◆ Objective:
Write out, please, the line containing "What's the underlying" together with all lines after it, up to and including the last one, with no other output.

[Excerpts from a figure dataset]
>> start

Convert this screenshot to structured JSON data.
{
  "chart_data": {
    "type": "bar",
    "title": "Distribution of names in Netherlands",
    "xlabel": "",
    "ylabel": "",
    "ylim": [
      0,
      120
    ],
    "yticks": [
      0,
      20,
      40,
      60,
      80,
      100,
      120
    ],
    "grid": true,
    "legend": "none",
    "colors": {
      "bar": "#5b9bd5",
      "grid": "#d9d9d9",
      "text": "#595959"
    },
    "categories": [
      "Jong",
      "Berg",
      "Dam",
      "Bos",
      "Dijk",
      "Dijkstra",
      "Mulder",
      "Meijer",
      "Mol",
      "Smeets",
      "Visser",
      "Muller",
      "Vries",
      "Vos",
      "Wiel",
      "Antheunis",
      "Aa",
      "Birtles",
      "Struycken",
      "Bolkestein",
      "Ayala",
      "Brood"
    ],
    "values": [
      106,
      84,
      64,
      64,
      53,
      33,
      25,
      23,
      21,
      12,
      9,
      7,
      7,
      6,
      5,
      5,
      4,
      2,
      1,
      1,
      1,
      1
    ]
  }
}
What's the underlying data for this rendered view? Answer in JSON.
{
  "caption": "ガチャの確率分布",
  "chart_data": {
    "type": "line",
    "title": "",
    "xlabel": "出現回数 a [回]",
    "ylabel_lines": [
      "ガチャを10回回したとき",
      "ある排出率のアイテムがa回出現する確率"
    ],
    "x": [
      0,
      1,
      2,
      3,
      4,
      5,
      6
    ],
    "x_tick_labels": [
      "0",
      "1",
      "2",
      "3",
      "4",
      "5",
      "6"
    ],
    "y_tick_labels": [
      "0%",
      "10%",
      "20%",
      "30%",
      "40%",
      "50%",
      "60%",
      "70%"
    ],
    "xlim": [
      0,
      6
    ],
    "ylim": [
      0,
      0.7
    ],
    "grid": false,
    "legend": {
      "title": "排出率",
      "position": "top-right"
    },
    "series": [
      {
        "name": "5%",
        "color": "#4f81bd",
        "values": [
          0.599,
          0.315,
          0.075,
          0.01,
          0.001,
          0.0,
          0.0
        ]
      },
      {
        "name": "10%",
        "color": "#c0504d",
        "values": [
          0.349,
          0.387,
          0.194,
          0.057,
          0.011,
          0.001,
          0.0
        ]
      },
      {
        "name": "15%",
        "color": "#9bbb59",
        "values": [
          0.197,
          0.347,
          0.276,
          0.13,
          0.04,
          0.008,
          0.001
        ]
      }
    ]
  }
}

>> end

◆ Output of the task:
What's the underlying data for this rendered view? Answer in JSON.
{
  "caption": "ガチャの確率分布",
  "chart_data": {
    "type": "line",
    "title": "",
    "xlabel": "出現回数 a [回]",
    "ylabel_lines": [
      "ガチャを10回回したとき",
      "ある排出率のアイテムがa回出現する確率"
    ],
    "x": [
      0,
      1,
      2,
      3,
      4,
      5,
      6
    ],
    "x_tick_labels": [
      "0",
      "1",
      "2",
      "3",
      "4",
      "5",
      "6"
    ],
    "y_tick_labels": [
      "0%",
      "10%",
      "20%",
      "30%",
      "40%",
      "50%",
      "60%",
      "70%"
    ],
    "xlim": [
      0,
      6
    ],
    "ylim": [
      0,
      0.7
    ],
    "grid": false,
    "legend": {
      "title": "排出率",
      "position": "top-right"
    },
    "series": [
      {
        "name": "5%",
        "color": "#4f81bd",
        "values": [
          0.599,
          0.315,
          0.075,
          0.01,
          0.001,
          0.0,
          0.0
        ]
      },
      {
        "name": "10%",
        "color": "#c0504d",
        "values": [
          0.349,
          0.387,
          0.194,
          0.057,
          0.011,
          0.001,
          0.0
        ]
      },
      {
        "name": "15%",
        "color": "#9bbb59",
        "values": [
          0.197,
          0.347,
          0.276,
          0.13,
          0.04,
          0.008,
          0.001
        ]
      }
    ]
  }
}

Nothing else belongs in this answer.